#### WHAT IS EXPECTED
Every line with the word "grid" in it should be extracted from the data that follows.

#### DATASET RECORDS
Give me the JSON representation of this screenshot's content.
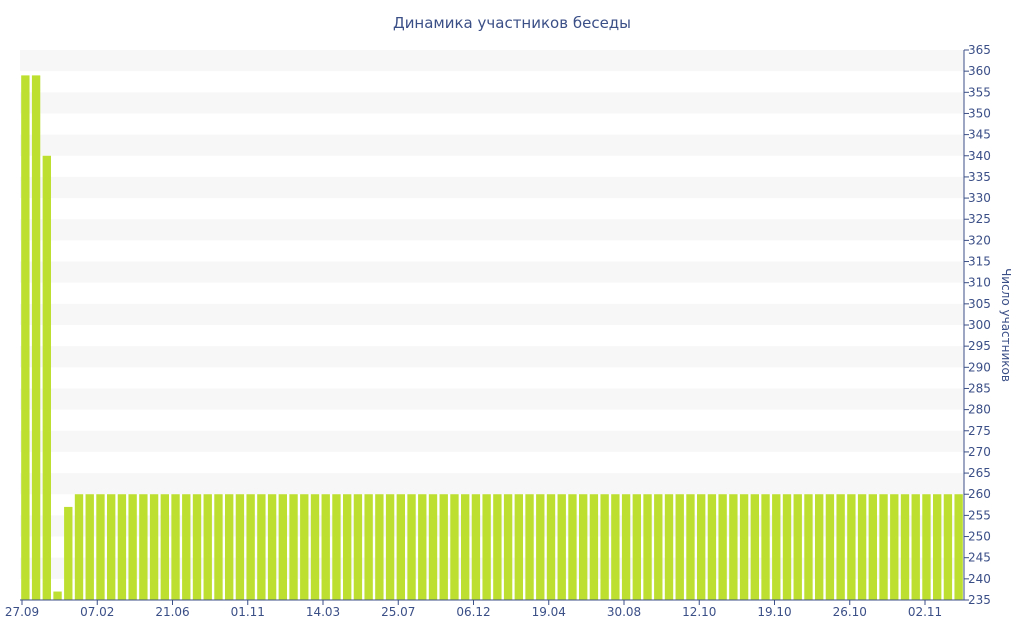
{
  "colors": {
    "bar": "#bde030",
    "band": "#f7f7f7",
    "axis": "#3b4f87",
    "text": "#3b4f87",
    "background": "#ffffff"
  },
  "chart_data": {
    "type": "bar",
    "title": "Динамика участников беседы",
    "xlabel": "",
    "ylabel": "Число участников",
    "ylim": [
      235,
      365
    ],
    "ytick_step": 5,
    "grid": "alternating horizontal bands",
    "x_tick_labels": [
      "27.09",
      "07.02",
      "21.06",
      "01.11",
      "14.03",
      "25.07",
      "06.12",
      "19.04",
      "30.08",
      "12.10",
      "19.10",
      "26.10",
      "02.11"
    ],
    "values": [
      359,
      359,
      340,
      237,
      257,
      260,
      260,
      260,
      260,
      260,
      260,
      260,
      260,
      260,
      260,
      260,
      260,
      260,
      260,
      260,
      260,
      260,
      260,
      260,
      260,
      260,
      260,
      260,
      260,
      260,
      260,
      260,
      260,
      260,
      260,
      260,
      260,
      260,
      260,
      260,
      260,
      260,
      260,
      260,
      260,
      260,
      260,
      260,
      260,
      260,
      260,
      260,
      260,
      260,
      260,
      260,
      260,
      260,
      260,
      260,
      260,
      260,
      260,
      260,
      260,
      260,
      260,
      260,
      260,
      260,
      260,
      260,
      260,
      260,
      260,
      260,
      260,
      260,
      260,
      260,
      260,
      260,
      260,
      260,
      260,
      260,
      260,
      260
    ]
  }
}
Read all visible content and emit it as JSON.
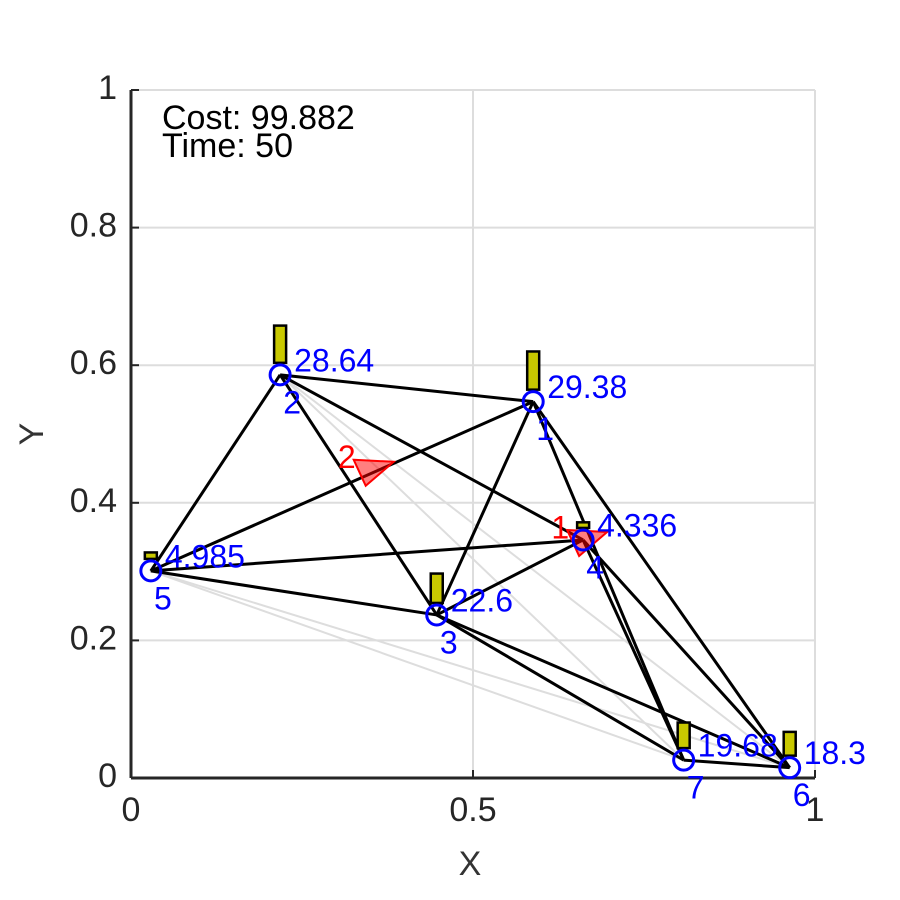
{
  "chart_data": {
    "type": "network",
    "annotations": [
      "Cost: 99.882",
      "Time: 50"
    ],
    "x_label": "X",
    "y_label": "Y",
    "xlim": [
      0,
      1
    ],
    "ylim": [
      0,
      1
    ],
    "xticks": [
      0,
      0.5,
      1
    ],
    "yticks": [
      0,
      0.2,
      0.4,
      0.6,
      0.8,
      1
    ],
    "grid": true,
    "nodes": {
      "labels": [
        "1",
        "2",
        "3",
        "4",
        "5",
        "6",
        "7"
      ],
      "x": [
        0.588,
        0.218,
        0.447,
        0.661,
        0.029,
        0.963,
        0.808
      ],
      "y": [
        0.547,
        0.586,
        0.237,
        0.346,
        0.301,
        0.015,
        0.026
      ],
      "values": [
        29.38,
        28.64,
        22.6,
        4.336,
        4.985,
        18.3,
        19.68
      ],
      "color": "#0000ff",
      "bar_color": "#c8c800"
    },
    "edges": [
      [
        "2",
        "1"
      ],
      [
        "2",
        "5"
      ],
      [
        "2",
        "3"
      ],
      [
        "2",
        "4"
      ],
      [
        "5",
        "1"
      ],
      [
        "5",
        "4"
      ],
      [
        "5",
        "3"
      ],
      [
        "1",
        "3"
      ],
      [
        "1",
        "7"
      ],
      [
        "1",
        "6"
      ],
      [
        "4",
        "7"
      ],
      [
        "4",
        "6"
      ],
      [
        "3",
        "4"
      ],
      [
        "3",
        "7"
      ],
      [
        "3",
        "6"
      ],
      [
        "7",
        "6"
      ]
    ],
    "edge_color": "#000000",
    "faint_edges": [
      [
        "5",
        "6"
      ],
      [
        "5",
        "7"
      ],
      [
        "2",
        "7"
      ],
      [
        "2",
        "6"
      ],
      [
        "3",
        "6"
      ]
    ],
    "faint_edge_color": "#dddddd",
    "agents": [
      {
        "name": "1",
        "color": "#ff0000",
        "x": 0.661,
        "y": 0.346
      },
      {
        "name": "2",
        "color": "#ff0000",
        "x": 0.349,
        "y": 0.448
      }
    ]
  }
}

#### RESPONSE
    "grid": "alternating horizontal bands",
    "grid": true,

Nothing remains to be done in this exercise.